Aim of the task: Output the data below in full, character for character.

Supplied data:
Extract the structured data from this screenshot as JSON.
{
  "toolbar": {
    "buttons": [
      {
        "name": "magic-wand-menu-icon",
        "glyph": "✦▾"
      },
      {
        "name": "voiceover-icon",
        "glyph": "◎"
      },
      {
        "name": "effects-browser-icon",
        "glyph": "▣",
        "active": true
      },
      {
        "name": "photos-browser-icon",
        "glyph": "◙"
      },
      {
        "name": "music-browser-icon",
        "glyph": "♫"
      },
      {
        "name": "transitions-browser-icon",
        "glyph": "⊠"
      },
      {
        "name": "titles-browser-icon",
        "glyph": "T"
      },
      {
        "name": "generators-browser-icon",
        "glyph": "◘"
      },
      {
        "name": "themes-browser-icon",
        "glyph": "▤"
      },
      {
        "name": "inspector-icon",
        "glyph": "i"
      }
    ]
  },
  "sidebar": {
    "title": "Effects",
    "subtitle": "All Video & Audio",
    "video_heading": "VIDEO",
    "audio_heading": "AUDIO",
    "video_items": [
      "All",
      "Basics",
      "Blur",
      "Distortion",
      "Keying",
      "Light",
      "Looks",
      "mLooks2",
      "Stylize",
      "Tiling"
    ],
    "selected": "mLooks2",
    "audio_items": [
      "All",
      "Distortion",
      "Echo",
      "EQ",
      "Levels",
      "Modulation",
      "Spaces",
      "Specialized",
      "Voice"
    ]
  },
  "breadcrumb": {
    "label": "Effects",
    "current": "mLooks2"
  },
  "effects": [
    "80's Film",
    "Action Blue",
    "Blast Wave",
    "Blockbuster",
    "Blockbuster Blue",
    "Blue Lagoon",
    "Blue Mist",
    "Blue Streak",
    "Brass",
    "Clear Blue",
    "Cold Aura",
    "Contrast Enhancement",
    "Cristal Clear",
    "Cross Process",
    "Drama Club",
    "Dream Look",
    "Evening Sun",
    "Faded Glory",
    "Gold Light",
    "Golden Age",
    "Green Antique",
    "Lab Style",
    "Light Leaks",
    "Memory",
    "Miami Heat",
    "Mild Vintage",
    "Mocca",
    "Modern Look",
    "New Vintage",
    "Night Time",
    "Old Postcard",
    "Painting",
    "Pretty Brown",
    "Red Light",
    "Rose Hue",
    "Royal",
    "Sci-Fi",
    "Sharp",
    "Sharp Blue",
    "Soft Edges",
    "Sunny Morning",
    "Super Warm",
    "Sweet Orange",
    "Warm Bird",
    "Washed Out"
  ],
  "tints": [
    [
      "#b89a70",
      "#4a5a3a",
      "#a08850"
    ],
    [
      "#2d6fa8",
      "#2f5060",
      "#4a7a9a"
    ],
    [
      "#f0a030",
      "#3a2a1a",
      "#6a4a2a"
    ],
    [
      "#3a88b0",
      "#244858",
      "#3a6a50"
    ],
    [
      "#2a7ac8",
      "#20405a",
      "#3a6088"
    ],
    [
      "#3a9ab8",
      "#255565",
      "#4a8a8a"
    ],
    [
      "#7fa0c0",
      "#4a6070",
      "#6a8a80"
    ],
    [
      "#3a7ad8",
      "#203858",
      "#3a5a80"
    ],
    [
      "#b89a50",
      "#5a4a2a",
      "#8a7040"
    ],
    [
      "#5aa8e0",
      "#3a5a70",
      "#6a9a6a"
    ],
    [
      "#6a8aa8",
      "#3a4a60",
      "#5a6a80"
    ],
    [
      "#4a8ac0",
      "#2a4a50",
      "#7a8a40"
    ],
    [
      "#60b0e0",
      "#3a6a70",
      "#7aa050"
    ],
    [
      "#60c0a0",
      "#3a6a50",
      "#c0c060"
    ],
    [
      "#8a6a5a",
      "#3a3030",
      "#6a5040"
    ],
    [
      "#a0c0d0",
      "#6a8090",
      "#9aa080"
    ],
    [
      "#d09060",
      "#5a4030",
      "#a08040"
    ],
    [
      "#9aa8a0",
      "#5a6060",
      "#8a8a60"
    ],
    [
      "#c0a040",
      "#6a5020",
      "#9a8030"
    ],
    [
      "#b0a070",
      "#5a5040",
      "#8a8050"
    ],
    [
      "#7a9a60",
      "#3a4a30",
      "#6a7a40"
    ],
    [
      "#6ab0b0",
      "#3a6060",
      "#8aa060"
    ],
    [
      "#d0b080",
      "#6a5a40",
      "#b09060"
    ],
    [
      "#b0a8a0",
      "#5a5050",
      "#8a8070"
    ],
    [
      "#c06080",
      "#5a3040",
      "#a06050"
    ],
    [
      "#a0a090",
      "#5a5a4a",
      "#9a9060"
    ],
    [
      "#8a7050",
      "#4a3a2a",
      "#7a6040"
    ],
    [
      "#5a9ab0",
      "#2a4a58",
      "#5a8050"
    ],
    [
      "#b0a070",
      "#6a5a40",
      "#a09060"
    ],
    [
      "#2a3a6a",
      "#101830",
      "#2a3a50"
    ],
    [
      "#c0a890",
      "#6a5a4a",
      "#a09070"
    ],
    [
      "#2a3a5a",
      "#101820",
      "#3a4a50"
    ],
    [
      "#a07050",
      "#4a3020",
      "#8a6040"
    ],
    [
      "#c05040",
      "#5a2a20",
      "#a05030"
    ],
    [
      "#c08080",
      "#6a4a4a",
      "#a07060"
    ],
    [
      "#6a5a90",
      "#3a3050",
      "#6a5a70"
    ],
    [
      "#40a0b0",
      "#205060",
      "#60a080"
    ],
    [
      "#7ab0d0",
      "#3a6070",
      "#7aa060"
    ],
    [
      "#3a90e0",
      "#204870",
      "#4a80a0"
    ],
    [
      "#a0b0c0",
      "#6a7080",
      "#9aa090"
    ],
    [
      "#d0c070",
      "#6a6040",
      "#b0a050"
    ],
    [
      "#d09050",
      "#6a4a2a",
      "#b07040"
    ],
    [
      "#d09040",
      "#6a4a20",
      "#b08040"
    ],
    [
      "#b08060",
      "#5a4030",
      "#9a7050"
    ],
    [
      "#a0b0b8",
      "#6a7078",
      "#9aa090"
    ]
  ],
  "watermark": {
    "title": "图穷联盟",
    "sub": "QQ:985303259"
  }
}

Response to this exercise:
Extract the structured data from this screenshot as JSON.
{
  "toolbar": {
    "buttons": [
      {
        "name": "magic-wand-menu-icon",
        "glyph": "✦▾"
      },
      {
        "name": "voiceover-icon",
        "glyph": "◎"
      },
      {
        "name": "effects-browser-icon",
        "glyph": "▣",
        "active": true
      },
      {
        "name": "photos-browser-icon",
        "glyph": "◙"
      },
      {
        "name": "music-browser-icon",
        "glyph": "♫"
      },
      {
        "name": "transitions-browser-icon",
        "glyph": "⊠"
      },
      {
        "name": "titles-browser-icon",
        "glyph": "T"
      },
      {
        "name": "generators-browser-icon",
        "glyph": "◘"
      },
      {
        "name": "themes-browser-icon",
        "glyph": "▤"
      },
      {
        "name": "inspector-icon",
        "glyph": "i"
      }
    ]
  },
  "sidebar": {
    "title": "Effects",
    "subtitle": "All Video & Audio",
    "video_heading": "VIDEO",
    "audio_heading": "AUDIO",
    "video_items": [
      "All",
      "Basics",
      "Blur",
      "Distortion",
      "Keying",
      "Light",
      "Looks",
      "mLooks2",
      "Stylize",
      "Tiling"
    ],
    "selected": "mLooks2",
    "audio_items": [
      "All",
      "Distortion",
      "Echo",
      "EQ",
      "Levels",
      "Modulation",
      "Spaces",
      "Specialized",
      "Voice"
    ]
  },
  "breadcrumb": {
    "label": "Effects",
    "current": "mLooks2"
  },
  "effects": [
    "80's Film",
    "Action Blue",
    "Blast Wave",
    "Blockbuster",
    "Blockbuster Blue",
    "Blue Lagoon",
    "Blue Mist",
    "Blue Streak",
    "Brass",
    "Clear Blue",
    "Cold Aura",
    "Contrast Enhancement",
    "Cristal Clear",
    "Cross Process",
    "Drama Club",
    "Dream Look",
    "Evening Sun",
    "Faded Glory",
    "Gold Light",
    "Golden Age",
    "Green Antique",
    "Lab Style",
    "Light Leaks",
    "Memory",
    "Miami Heat",
    "Mild Vintage",
    "Mocca",
    "Modern Look",
    "New Vintage",
    "Night Time",
    "Old Postcard",
    "Painting",
    "Pretty Brown",
    "Red Light",
    "Rose Hue",
    "Royal",
    "Sci-Fi",
    "Sharp",
    "Sharp Blue",
    "Soft Edges",
    "Sunny Morning",
    "Super Warm",
    "Sweet Orange",
    "Warm Bird",
    "Washed Out"
  ],
  "tints": [
    [
      "#b89a70",
      "#4a5a3a",
      "#a08850"
    ],
    [
      "#2d6fa8",
      "#2f5060",
      "#4a7a9a"
    ],
    [
      "#f0a030",
      "#3a2a1a",
      "#6a4a2a"
    ],
    [
      "#3a88b0",
      "#244858",
      "#3a6a50"
    ],
    [
      "#2a7ac8",
      "#20405a",
      "#3a6088"
    ],
    [
      "#3a9ab8",
      "#255565",
      "#4a8a8a"
    ],
    [
      "#7fa0c0",
      "#4a6070",
      "#6a8a80"
    ],
    [
      "#3a7ad8",
      "#203858",
      "#3a5a80"
    ],
    [
      "#b89a50",
      "#5a4a2a",
      "#8a7040"
    ],
    [
      "#5aa8e0",
      "#3a5a70",
      "#6a9a6a"
    ],
    [
      "#6a8aa8",
      "#3a4a60",
      "#5a6a80"
    ],
    [
      "#4a8ac0",
      "#2a4a50",
      "#7a8a40"
    ],
    [
      "#60b0e0",
      "#3a6a70",
      "#7aa050"
    ],
    [
      "#60c0a0",
      "#3a6a50",
      "#c0c060"
    ],
    [
      "#8a6a5a",
      "#3a3030",
      "#6a5040"
    ],
    [
      "#a0c0d0",
      "#6a8090",
      "#9aa080"
    ],
    [
      "#d09060",
      "#5a4030",
      "#a08040"
    ],
    [
      "#9aa8a0",
      "#5a6060",
      "#8a8a60"
    ],
    [
      "#c0a040",
      "#6a5020",
      "#9a8030"
    ],
    [
      "#b0a070",
      "#5a5040",
      "#8a8050"
    ],
    [
      "#7a9a60",
      "#3a4a30",
      "#6a7a40"
    ],
    [
      "#6ab0b0",
      "#3a6060",
      "#8aa060"
    ],
    [
      "#d0b080",
      "#6a5a40",
      "#b09060"
    ],
    [
      "#b0a8a0",
      "#5a5050",
      "#8a8070"
    ],
    [
      "#c06080",
      "#5a3040",
      "#a06050"
    ],
    [
      "#a0a090",
      "#5a5a4a",
      "#9a9060"
    ],
    [
      "#8a7050",
      "#4a3a2a",
      "#7a6040"
    ],
    [
      "#5a9ab0",
      "#2a4a58",
      "#5a8050"
    ],
    [
      "#b0a070",
      "#6a5a40",
      "#a09060"
    ],
    [
      "#2a3a6a",
      "#101830",
      "#2a3a50"
    ],
    [
      "#c0a890",
      "#6a5a4a",
      "#a09070"
    ],
    [
      "#2a3a5a",
      "#101820",
      "#3a4a50"
    ],
    [
      "#a07050",
      "#4a3020",
      "#8a6040"
    ],
    [
      "#c05040",
      "#5a2a20",
      "#a05030"
    ],
    [
      "#c08080",
      "#6a4a4a",
      "#a07060"
    ],
    [
      "#6a5a90",
      "#3a3050",
      "#6a5a70"
    ],
    [
      "#40a0b0",
      "#205060",
      "#60a080"
    ],
    [
      "#7ab0d0",
      "#3a6070",
      "#7aa060"
    ],
    [
      "#3a90e0",
      "#204870",
      "#4a80a0"
    ],
    [
      "#a0b0c0",
      "#6a7080",
      "#9aa090"
    ],
    [
      "#d0c070",
      "#6a6040",
      "#b0a050"
    ],
    [
      "#d09050",
      "#6a4a2a",
      "#b07040"
    ],
    [
      "#d09040",
      "#6a4a20",
      "#b08040"
    ],
    [
      "#b08060",
      "#5a4030",
      "#9a7050"
    ],
    [
      "#a0b0b8",
      "#6a7078",
      "#9aa090"
    ]
  ],
  "watermark": {
    "title": "图穷联盟",
    "sub": "QQ:985303259"
  }
}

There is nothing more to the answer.